Saved entries:
★ ★ ★
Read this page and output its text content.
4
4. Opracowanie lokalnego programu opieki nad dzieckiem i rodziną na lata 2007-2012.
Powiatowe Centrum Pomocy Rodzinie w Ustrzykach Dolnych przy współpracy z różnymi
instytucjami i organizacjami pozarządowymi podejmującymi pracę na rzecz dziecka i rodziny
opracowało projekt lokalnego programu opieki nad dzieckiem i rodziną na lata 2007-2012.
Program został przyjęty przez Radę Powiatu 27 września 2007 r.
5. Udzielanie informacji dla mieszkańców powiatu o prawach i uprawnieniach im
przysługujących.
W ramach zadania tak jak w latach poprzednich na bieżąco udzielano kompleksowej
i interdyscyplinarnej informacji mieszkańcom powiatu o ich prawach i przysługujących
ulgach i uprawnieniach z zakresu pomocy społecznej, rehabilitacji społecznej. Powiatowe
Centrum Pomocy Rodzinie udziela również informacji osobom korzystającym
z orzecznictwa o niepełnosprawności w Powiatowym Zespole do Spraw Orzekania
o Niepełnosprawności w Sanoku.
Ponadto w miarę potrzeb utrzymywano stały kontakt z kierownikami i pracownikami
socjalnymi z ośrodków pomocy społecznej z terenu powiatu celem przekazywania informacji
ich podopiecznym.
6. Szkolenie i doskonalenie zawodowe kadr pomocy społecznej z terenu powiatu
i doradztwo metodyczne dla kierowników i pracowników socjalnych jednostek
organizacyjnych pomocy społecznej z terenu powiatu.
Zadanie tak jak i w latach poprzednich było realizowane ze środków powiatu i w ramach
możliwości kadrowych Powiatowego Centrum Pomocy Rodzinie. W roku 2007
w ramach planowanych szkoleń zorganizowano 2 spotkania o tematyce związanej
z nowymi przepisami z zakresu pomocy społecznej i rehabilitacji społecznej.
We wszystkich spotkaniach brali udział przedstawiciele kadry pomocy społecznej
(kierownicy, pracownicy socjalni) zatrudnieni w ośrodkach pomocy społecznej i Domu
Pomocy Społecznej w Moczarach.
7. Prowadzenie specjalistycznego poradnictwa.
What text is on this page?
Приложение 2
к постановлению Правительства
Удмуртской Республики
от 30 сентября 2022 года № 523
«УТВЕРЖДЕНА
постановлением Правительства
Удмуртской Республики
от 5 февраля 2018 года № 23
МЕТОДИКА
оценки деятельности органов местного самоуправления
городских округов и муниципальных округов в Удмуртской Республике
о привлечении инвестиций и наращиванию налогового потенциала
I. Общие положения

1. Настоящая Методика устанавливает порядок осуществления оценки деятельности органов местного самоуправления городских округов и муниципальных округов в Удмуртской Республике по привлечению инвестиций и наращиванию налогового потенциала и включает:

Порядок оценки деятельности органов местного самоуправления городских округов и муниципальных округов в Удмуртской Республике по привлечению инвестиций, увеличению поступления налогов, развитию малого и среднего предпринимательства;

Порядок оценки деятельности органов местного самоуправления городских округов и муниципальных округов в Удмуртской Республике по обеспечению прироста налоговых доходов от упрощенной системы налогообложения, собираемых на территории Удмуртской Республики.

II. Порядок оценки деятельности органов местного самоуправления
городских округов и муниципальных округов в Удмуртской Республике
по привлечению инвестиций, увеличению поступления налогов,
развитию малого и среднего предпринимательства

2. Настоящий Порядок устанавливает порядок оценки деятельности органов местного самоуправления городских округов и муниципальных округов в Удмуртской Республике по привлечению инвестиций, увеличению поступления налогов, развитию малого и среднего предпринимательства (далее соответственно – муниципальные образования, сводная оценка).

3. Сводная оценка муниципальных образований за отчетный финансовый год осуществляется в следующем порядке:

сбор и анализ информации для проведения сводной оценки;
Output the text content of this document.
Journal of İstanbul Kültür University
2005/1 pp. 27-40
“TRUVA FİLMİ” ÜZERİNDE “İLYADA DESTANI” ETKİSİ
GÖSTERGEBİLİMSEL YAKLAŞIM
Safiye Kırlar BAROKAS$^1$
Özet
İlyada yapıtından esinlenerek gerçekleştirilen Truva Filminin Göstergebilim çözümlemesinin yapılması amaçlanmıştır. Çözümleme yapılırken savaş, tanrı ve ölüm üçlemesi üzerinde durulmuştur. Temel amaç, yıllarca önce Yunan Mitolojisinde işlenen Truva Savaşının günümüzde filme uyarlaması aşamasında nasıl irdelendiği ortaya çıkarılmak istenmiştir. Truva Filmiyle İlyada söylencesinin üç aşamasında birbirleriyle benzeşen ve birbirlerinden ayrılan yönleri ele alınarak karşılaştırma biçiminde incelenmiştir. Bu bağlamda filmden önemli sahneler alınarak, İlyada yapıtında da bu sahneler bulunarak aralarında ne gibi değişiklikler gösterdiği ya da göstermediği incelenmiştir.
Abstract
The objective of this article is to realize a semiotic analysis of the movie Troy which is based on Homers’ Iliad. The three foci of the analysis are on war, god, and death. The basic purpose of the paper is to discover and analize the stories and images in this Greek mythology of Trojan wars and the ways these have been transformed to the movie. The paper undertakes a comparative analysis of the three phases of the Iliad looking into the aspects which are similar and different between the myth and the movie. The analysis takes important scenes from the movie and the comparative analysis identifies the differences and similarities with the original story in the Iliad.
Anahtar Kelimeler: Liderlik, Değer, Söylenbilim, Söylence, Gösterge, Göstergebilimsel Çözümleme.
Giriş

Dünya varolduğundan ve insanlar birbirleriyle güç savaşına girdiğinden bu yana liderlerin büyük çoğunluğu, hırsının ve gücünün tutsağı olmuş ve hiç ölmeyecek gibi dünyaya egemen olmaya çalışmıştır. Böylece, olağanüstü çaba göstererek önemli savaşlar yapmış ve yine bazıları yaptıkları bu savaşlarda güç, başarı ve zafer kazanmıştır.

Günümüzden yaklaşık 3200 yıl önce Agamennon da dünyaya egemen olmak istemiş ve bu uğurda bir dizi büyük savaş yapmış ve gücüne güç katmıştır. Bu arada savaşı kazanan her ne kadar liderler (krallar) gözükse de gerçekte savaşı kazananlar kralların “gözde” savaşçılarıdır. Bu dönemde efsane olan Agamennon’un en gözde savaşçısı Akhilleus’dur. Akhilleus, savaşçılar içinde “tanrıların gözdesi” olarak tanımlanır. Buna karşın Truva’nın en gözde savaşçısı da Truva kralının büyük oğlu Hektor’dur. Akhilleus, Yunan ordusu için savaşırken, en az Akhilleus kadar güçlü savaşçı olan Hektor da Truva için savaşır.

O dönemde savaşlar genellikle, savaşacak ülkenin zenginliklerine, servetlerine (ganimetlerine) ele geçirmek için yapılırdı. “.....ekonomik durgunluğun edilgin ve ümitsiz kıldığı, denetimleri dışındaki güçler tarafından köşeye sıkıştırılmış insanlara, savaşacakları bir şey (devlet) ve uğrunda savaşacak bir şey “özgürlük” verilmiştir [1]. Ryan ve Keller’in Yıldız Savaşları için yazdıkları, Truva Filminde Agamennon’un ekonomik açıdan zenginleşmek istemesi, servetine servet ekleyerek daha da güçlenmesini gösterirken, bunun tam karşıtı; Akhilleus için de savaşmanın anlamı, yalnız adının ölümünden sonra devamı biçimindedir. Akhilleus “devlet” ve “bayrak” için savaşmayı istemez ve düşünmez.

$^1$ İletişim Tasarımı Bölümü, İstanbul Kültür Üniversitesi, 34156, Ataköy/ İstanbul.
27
★ ★ ★
• **Exercise brief**: Reproduce the records above exactly.

• **Written answer**:
Read this page and output its text content.
4
4. Opracowanie lokalnego programu opieki nad dzieckiem i rodziną na lata 2007-2012.
Powiatowe Centrum Pomocy Rodzinie w Ustrzykach Dolnych przy współpracy z różnymi
instytucjami i organizacjami pozarządowymi podejmującymi pracę na rzecz dziecka i rodziny
opracowało projekt lokalnego programu opieki nad dzieckiem i rodziną na lata 2007-2012.
Program został przyjęty przez Radę Powiatu 27 września 2007 r.
5. Udzielanie informacji dla mieszkańców powiatu o prawach i uprawnieniach im
przysługujących.
W ramach zadania tak jak w latach poprzednich na bieżąco udzielano kompleksowej
i interdyscyplinarnej informacji mieszkańcom powiatu o ich prawach i przysługujących
ulgach i uprawnieniach z zakresu pomocy społecznej, rehabilitacji społecznej. Powiatowe
Centrum Pomocy Rodzinie udziela również informacji osobom korzystającym
z orzecznictwa o niepełnosprawności w Powiatowym Zespole do Spraw Orzekania
o Niepełnosprawności w Sanoku.
Ponadto w miarę potrzeb utrzymywano stały kontakt z kierownikami i pracownikami
socjalnymi z ośrodków pomocy społecznej z terenu powiatu celem przekazywania informacji
ich podopiecznym.
6. Szkolenie i doskonalenie zawodowe kadr pomocy społecznej z terenu powiatu
i doradztwo metodyczne dla kierowników i pracowników socjalnych jednostek
organizacyjnych pomocy społecznej z terenu powiatu.
Zadanie tak jak i w latach poprzednich było realizowane ze środków powiatu i w ramach
możliwości kadrowych Powiatowego Centrum Pomocy Rodzinie. W roku 2007
w ramach planowanych szkoleń zorganizowano 2 spotkania o tematyce związanej
z nowymi przepisami z zakresu pomocy społecznej i rehabilitacji społecznej.
We wszystkich spotkaniach brali udział przedstawiciele kadry pomocy społecznej
(kierownicy, pracownicy socjalni) zatrudnieni w ośrodkach pomocy społecznej i Domu
Pomocy Społecznej w Moczarach.
7. Prowadzenie specjalistycznego poradnictwa.
What text is on this page?
Приложение 2
к постановлению Правительства
Удмуртской Республики
от 30 сентября 2022 года № 523
«УТВЕРЖДЕНА
постановлением Правительства
Удмуртской Республики
от 5 февраля 2018 года № 23
МЕТОДИКА
оценки деятельности органов местного самоуправления
городских округов и муниципальных округов в Удмуртской Республике
о привлечении инвестиций и наращиванию налогового потенциала
I. Общие положения

1. Настоящая Методика устанавливает порядок осуществления оценки деятельности органов местного самоуправления городских округов и муниципальных округов в Удмуртской Республике по привлечению инвестиций и наращиванию налогового потенциала и включает:

Порядок оценки деятельности органов местного самоуправления городских округов и муниципальных округов в Удмуртской Республике по привлечению инвестиций, увеличению поступления налогов, развитию малого и среднего предпринимательства;

Порядок оценки деятельности органов местного самоуправления городских округов и муниципальных округов в Удмуртской Республике по обеспечению прироста налоговых доходов от упрощенной системы налогообложения, собираемых на территории Удмуртской Республики.

II. Порядок оценки деятельности органов местного самоуправления
городских округов и муниципальных округов в Удмуртской Республике
по привлечению инвестиций, увеличению поступления налогов,
развитию малого и среднего предпринимательства

2. Настоящий Порядок устанавливает порядок оценки деятельности органов местного самоуправления городских округов и муниципальных округов в Удмуртской Республике по привлечению инвестиций, увеличению поступления налогов, развитию малого и среднего предпринимательства (далее соответственно – муниципальные образования, сводная оценка).

3. Сводная оценка муниципальных образований за отчетный финансовый год осуществляется в следующем порядке:

сбор и анализ информации для проведения сводной оценки;
Output the text content of this document.
Journal of İstanbul Kültür University
2005/1 pp. 27-40
“TRUVA FİLMİ” ÜZERİNDE “İLYADA DESTANI” ETKİSİ
GÖSTERGEBİLİMSEL YAKLAŞIM
Safiye Kırlar BAROKAS$^1$
Özet
İlyada yapıtından esinlenerek gerçekleştirilen Truva Filminin Göstergebilim çözümlemesinin yapılması amaçlanmıştır. Çözümleme yapılırken savaş, tanrı ve ölüm üçlemesi üzerinde durulmuştur. Temel amaç, yıllarca önce Yunan Mitolojisinde işlenen Truva Savaşının günümüzde filme uyarlaması aşamasında nasıl irdelendiği ortaya çıkarılmak istenmiştir. Truva Filmiyle İlyada söylencesinin üç aşamasında birbirleriyle benzeşen ve birbirlerinden ayrılan yönleri ele alınarak karşılaştırma biçiminde incelenmiştir. Bu bağlamda filmden önemli sahneler alınarak, İlyada yapıtında da bu sahneler bulunarak aralarında ne gibi değişiklikler gösterdiği ya da göstermediği incelenmiştir.
Abstract
The objective of this article is to realize a semiotic analysis of the movie Troy which is based on Homers’ Iliad. The three foci of the analysis are on war, god, and death. The basic purpose of the paper is to discover and analize the stories and images in this Greek mythology of Trojan wars and the ways these have been transformed to the movie. The paper undertakes a comparative analysis of the three phases of the Iliad looking into the aspects which are similar and different between the myth and the movie. The analysis takes important scenes from the movie and the comparative analysis identifies the differences and similarities with the original story in the Iliad.
Anahtar Kelimeler: Liderlik, Değer, Söylenbilim, Söylence, Gösterge, Göstergebilimsel Çözümleme.
Giriş

Dünya varolduğundan ve insanlar birbirleriyle güç savaşına girdiğinden bu yana liderlerin büyük çoğunluğu, hırsının ve gücünün tutsağı olmuş ve hiç ölmeyecek gibi dünyaya egemen olmaya çalışmıştır. Böylece, olağanüstü çaba göstererek önemli savaşlar yapmış ve yine bazıları yaptıkları bu savaşlarda güç, başarı ve zafer kazanmıştır.

Günümüzden yaklaşık 3200 yıl önce Agamennon da dünyaya egemen olmak istemiş ve bu uğurda bir dizi büyük savaş yapmış ve gücüne güç katmıştır. Bu arada savaşı kazanan her ne kadar liderler (krallar) gözükse de gerçekte savaşı kazananlar kralların “gözde” savaşçılarıdır. Bu dönemde efsane olan Agamennon’un en gözde savaşçısı Akhilleus’dur. Akhilleus, savaşçılar içinde “tanrıların gözdesi” olarak tanımlanır. Buna karşın Truva’nın en gözde savaşçısı da Truva kralının büyük oğlu Hektor’dur. Akhilleus, Yunan ordusu için savaşırken, en az Akhilleus kadar güçlü savaşçı olan Hektor da Truva için savaşır.

O dönemde savaşlar genellikle, savaşacak ülkenin zenginliklerine, servetlerine (ganimetlerine) ele geçirmek için yapılırdı. “.....ekonomik durgunluğun edilgin ve ümitsiz kıldığı, denetimleri dışındaki güçler tarafından köşeye sıkıştırılmış insanlara, savaşacakları bir şey (devlet) ve uğrunda savaşacak bir şey “özgürlük” verilmiştir [1]. Ryan ve Keller’in Yıldız Savaşları için yazdıkları, Truva Filminde Agamennon’un ekonomik açıdan zenginleşmek istemesi, servetine servet ekleyerek daha da güçlenmesini gösterirken, bunun tam karşıtı; Akhilleus için de savaşmanın anlamı, yalnız adının ölümünden sonra devamı biçimindedir. Akhilleus “devlet” ve “bayrak” için savaşmayı istemez ve düşünmez.

$^1$ İletişim Tasarımı Bölümü, İstanbul Kültür Üniversitesi, 34156, Ataköy/ İstanbul.
27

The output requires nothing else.